• _CHALLENGE_
Copy the listing below character for character, from its first line up to and including the line that contains "360, 1215, 406]".

• _RECORDS FOR PROCESSING_
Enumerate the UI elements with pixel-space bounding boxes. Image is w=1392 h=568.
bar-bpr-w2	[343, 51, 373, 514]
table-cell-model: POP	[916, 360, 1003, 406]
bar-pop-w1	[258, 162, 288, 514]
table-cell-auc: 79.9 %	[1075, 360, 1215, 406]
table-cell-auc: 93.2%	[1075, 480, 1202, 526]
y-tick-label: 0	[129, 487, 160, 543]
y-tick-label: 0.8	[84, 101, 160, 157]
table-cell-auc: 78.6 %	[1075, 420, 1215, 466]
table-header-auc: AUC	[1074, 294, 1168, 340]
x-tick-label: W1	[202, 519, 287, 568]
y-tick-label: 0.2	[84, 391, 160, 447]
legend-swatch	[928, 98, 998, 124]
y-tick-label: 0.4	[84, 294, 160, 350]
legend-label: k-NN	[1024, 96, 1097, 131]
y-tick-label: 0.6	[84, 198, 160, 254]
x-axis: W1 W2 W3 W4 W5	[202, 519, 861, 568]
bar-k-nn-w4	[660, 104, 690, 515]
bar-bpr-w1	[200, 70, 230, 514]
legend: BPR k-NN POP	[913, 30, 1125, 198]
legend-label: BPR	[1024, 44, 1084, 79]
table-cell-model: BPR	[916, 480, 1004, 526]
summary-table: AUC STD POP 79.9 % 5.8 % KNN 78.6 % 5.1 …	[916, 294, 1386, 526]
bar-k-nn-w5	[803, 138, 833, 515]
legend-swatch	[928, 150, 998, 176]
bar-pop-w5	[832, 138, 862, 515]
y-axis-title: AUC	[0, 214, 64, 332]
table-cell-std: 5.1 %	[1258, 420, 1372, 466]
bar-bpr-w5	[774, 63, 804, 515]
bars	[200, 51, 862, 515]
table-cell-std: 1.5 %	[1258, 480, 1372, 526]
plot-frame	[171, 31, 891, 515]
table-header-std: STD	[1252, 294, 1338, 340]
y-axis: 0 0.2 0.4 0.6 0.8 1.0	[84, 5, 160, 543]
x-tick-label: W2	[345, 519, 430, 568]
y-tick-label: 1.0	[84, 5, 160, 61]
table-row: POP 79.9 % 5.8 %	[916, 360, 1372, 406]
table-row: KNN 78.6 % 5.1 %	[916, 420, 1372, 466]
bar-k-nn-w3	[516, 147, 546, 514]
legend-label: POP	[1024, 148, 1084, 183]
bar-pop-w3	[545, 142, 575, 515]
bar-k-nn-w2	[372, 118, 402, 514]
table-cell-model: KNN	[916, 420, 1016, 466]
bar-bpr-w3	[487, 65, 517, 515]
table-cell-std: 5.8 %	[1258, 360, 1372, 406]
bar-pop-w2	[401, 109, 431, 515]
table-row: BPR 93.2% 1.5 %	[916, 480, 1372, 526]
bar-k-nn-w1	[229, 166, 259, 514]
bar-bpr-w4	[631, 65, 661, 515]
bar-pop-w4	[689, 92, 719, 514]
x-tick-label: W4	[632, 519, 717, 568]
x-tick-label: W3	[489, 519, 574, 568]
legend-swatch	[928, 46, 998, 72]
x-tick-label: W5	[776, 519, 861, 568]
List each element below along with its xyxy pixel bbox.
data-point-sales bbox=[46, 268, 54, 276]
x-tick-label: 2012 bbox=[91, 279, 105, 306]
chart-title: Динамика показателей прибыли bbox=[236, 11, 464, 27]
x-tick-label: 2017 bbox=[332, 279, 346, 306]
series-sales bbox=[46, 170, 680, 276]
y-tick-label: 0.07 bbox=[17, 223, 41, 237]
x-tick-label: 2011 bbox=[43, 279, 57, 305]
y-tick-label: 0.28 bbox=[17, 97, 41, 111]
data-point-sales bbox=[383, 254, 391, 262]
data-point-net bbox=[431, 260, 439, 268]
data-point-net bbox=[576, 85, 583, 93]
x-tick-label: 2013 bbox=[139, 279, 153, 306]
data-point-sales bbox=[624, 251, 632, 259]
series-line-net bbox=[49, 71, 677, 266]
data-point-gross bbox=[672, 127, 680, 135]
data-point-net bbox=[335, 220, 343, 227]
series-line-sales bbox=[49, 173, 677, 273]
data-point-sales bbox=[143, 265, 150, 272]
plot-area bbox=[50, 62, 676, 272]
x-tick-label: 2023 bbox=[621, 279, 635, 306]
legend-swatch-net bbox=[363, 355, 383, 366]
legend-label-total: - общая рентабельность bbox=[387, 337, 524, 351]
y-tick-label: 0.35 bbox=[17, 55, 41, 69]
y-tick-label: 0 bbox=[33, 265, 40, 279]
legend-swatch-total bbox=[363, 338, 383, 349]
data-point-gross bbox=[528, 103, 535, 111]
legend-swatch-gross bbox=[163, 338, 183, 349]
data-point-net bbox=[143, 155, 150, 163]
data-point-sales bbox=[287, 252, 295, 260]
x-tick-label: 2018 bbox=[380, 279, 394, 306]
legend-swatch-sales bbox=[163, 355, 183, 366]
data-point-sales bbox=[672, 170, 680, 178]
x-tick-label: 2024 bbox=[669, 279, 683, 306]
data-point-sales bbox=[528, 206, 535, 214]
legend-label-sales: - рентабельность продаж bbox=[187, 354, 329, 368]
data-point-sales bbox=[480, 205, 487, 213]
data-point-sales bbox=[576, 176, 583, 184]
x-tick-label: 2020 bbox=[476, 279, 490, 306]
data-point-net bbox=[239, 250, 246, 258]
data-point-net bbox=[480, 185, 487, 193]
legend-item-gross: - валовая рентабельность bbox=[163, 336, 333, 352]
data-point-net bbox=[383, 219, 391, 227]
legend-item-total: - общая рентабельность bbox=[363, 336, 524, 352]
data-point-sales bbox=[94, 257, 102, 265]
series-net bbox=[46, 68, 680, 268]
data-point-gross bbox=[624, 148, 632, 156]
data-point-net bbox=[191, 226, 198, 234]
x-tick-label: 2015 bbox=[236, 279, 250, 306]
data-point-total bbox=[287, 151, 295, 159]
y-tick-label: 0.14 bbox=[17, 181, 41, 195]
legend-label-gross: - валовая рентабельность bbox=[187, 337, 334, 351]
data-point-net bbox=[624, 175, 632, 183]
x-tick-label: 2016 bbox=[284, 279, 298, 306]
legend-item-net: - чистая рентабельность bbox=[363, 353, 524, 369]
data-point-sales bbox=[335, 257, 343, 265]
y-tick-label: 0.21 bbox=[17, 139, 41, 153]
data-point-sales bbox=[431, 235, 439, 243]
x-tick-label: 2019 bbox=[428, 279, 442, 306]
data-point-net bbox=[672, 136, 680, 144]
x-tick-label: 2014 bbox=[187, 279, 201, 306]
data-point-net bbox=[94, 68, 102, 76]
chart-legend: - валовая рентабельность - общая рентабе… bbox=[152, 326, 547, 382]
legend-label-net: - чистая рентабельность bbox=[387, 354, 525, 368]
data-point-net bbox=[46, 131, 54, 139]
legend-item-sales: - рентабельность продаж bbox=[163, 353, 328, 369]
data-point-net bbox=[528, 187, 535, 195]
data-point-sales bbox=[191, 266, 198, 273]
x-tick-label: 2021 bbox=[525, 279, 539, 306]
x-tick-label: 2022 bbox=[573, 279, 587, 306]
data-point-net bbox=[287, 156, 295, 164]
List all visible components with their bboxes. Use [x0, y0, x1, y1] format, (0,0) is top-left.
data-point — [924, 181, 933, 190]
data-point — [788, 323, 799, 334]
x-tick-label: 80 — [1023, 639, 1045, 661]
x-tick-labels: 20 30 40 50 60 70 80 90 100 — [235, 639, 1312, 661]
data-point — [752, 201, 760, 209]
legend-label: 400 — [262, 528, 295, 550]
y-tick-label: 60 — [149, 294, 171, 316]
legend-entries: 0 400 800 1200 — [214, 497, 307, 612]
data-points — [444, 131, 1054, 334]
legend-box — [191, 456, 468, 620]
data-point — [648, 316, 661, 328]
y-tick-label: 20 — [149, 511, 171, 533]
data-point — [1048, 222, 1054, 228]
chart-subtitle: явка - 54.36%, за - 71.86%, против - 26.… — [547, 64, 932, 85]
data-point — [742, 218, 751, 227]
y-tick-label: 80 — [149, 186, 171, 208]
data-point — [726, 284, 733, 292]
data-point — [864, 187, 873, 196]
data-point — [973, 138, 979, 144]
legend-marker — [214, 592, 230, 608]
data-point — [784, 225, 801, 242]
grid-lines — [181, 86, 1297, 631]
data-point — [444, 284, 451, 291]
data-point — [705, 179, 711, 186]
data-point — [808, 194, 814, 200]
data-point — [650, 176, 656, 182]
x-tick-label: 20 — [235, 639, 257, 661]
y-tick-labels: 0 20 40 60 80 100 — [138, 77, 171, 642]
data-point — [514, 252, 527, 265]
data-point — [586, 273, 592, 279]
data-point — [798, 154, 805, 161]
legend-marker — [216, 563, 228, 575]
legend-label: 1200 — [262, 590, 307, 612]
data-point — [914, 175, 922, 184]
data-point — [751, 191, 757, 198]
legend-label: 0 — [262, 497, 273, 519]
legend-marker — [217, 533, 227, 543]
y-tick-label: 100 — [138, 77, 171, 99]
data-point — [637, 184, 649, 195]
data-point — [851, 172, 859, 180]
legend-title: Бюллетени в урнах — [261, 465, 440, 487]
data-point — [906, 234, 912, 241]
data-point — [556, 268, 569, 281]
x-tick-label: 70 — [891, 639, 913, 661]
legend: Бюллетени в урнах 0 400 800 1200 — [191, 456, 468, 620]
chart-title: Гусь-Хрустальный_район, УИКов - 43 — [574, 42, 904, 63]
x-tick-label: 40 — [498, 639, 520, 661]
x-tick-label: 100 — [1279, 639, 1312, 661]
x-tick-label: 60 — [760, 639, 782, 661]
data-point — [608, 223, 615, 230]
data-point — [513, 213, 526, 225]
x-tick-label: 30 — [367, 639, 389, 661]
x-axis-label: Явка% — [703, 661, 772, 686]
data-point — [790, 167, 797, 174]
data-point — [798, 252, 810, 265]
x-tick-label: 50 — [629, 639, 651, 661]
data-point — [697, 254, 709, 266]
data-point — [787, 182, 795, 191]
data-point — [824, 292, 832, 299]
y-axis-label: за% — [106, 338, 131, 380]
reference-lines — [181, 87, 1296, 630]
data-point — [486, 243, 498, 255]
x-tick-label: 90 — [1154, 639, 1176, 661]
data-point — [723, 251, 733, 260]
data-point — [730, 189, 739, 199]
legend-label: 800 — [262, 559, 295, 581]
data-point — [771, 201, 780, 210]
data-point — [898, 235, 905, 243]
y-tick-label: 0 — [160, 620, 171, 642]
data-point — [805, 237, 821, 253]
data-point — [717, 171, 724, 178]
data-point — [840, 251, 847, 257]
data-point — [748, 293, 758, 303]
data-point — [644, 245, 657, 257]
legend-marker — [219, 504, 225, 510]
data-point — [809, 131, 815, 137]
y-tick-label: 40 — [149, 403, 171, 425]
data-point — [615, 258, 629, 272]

• _COMPLETED EXERCISE_
Enumerate the UI elements with pixel-space bounding boxes. Image is w=1392 h=568.
bar-bpr-w2	[343, 51, 373, 514]
table-cell-model: POP	[916, 360, 1003, 406]
bar-pop-w1	[258, 162, 288, 514]
table-cell-auc: 79.9 %	[1075, 360, 1215, 406]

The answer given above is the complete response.